OBJECTIVE: Write out the material exactly, leaving every picture behind.

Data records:
....

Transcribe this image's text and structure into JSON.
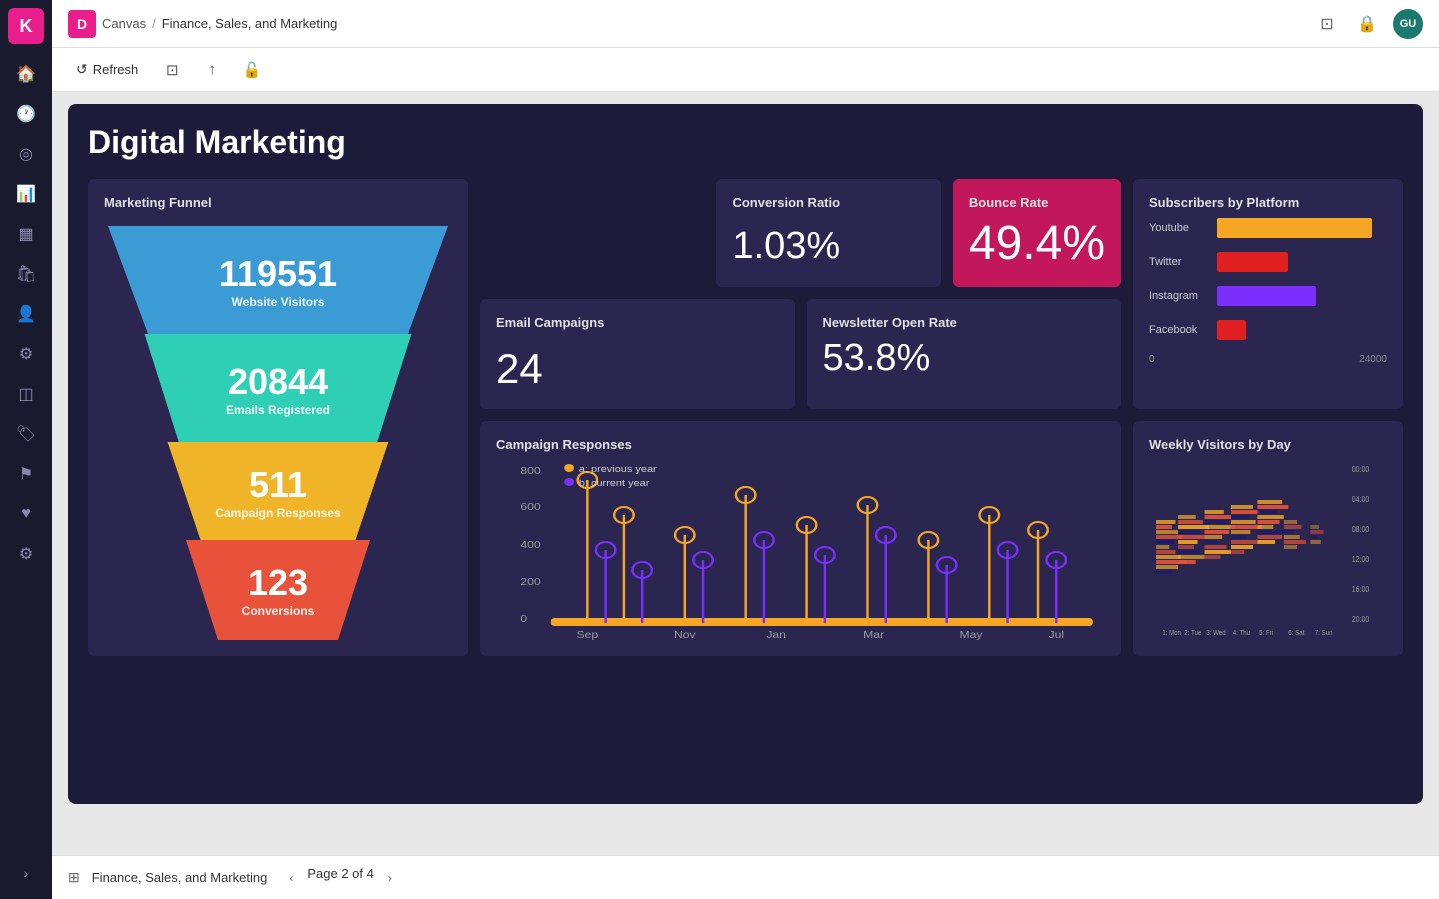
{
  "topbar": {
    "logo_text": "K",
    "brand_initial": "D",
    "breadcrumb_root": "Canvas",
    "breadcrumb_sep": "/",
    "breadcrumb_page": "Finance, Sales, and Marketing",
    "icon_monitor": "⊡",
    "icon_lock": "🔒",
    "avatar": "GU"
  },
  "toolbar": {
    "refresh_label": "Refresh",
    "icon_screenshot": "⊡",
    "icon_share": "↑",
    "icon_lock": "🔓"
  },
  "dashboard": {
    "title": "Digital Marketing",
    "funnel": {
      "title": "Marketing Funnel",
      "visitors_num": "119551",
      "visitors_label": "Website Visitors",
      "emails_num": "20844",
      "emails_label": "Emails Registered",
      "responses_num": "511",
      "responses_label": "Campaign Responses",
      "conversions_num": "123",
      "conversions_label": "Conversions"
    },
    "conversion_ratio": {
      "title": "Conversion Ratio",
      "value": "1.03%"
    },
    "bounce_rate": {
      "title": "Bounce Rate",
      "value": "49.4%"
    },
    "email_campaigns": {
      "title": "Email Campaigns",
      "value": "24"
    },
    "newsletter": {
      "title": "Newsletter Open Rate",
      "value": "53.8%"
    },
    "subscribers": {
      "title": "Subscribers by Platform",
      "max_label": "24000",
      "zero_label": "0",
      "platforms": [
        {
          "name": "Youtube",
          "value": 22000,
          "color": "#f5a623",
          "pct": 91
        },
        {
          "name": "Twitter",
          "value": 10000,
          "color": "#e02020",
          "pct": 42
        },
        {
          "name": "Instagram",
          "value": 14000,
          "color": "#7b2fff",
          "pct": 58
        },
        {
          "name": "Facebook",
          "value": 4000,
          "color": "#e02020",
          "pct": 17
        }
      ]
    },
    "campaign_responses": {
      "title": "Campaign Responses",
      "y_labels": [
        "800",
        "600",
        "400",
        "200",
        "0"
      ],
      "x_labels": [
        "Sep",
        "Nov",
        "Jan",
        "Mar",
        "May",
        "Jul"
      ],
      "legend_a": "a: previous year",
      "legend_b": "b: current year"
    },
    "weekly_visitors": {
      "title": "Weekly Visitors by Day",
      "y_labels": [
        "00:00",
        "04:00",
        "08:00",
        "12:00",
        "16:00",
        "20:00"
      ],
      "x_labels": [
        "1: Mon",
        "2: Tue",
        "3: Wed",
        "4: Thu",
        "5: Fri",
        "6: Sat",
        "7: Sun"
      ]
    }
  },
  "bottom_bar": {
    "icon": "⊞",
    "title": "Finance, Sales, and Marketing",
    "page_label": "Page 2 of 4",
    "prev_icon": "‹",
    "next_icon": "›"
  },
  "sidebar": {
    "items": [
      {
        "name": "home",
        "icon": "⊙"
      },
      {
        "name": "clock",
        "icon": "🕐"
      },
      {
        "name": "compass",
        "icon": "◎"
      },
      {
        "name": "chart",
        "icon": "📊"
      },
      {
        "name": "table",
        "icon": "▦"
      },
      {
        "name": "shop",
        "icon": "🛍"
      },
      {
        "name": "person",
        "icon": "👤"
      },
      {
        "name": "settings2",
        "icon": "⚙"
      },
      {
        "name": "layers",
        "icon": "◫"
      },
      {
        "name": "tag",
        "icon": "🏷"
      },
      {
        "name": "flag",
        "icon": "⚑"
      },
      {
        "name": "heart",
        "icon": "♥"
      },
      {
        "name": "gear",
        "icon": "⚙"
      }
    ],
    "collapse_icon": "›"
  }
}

....

TASK RESULT:
Transcribe this image's text and structure into JSON.
{
  "topbar": {
    "logo_text": "K",
    "brand_initial": "D",
    "breadcrumb_root": "Canvas",
    "breadcrumb_sep": "/",
    "breadcrumb_page": "Finance, Sales, and Marketing",
    "icon_monitor": "⊡",
    "icon_lock": "🔒",
    "avatar": "GU"
  },
  "toolbar": {
    "refresh_label": "Refresh",
    "icon_screenshot": "⊡",
    "icon_share": "↑",
    "icon_lock": "🔓"
  },
  "dashboard": {
    "title": "Digital Marketing",
    "funnel": {
      "title": "Marketing Funnel",
      "visitors_num": "119551",
      "visitors_label": "Website Visitors",
      "emails_num": "20844",
      "emails_label": "Emails Registered",
      "responses_num": "511",
      "responses_label": "Campaign Responses",
      "conversions_num": "123",
      "conversions_label": "Conversions"
    },
    "conversion_ratio": {
      "title": "Conversion Ratio",
      "value": "1.03%"
    },
    "bounce_rate": {
      "title": "Bounce Rate",
      "value": "49.4%"
    },
    "email_campaigns": {
      "title": "Email Campaigns",
      "value": "24"
    },
    "newsletter": {
      "title": "Newsletter Open Rate",
      "value": "53.8%"
    },
    "subscribers": {
      "title": "Subscribers by Platform",
      "max_label": "24000",
      "zero_label": "0",
      "platforms": [
        {
          "name": "Youtube",
          "value": 22000,
          "color": "#f5a623",
          "pct": 91
        },
        {
          "name": "Twitter",
          "value": 10000,
          "color": "#e02020",
          "pct": 42
        },
        {
          "name": "Instagram",
          "value": 14000,
          "color": "#7b2fff",
          "pct": 58
        },
        {
          "name": "Facebook",
          "value": 4000,
          "color": "#e02020",
          "pct": 17
        }
      ]
    },
    "campaign_responses": {
      "title": "Campaign Responses",
      "y_labels": [
        "800",
        "600",
        "400",
        "200",
        "0"
      ],
      "x_labels": [
        "Sep",
        "Nov",
        "Jan",
        "Mar",
        "May",
        "Jul"
      ],
      "legend_a": "a: previous year",
      "legend_b": "b: current year"
    },
    "weekly_visitors": {
      "title": "Weekly Visitors by Day",
      "y_labels": [
        "00:00",
        "04:00",
        "08:00",
        "12:00",
        "16:00",
        "20:00"
      ],
      "x_labels": [
        "1: Mon",
        "2: Tue",
        "3: Wed",
        "4: Thu",
        "5: Fri",
        "6: Sat",
        "7: Sun"
      ]
    }
  },
  "bottom_bar": {
    "icon": "⊞",
    "title": "Finance, Sales, and Marketing",
    "page_label": "Page 2 of 4",
    "prev_icon": "‹",
    "next_icon": "›"
  },
  "sidebar": {
    "items": [
      {
        "name": "home",
        "icon": "⊙"
      },
      {
        "name": "clock",
        "icon": "🕐"
      },
      {
        "name": "compass",
        "icon": "◎"
      },
      {
        "name": "chart",
        "icon": "📊"
      },
      {
        "name": "table",
        "icon": "▦"
      },
      {
        "name": "shop",
        "icon": "🛍"
      },
      {
        "name": "person",
        "icon": "👤"
      },
      {
        "name": "settings2",
        "icon": "⚙"
      },
      {
        "name": "layers",
        "icon": "◫"
      },
      {
        "name": "tag",
        "icon": "🏷"
      },
      {
        "name": "flag",
        "icon": "⚑"
      },
      {
        "name": "heart",
        "icon": "♥"
      },
      {
        "name": "gear",
        "icon": "⚙"
      }
    ],
    "collapse_icon": "›"
  }
}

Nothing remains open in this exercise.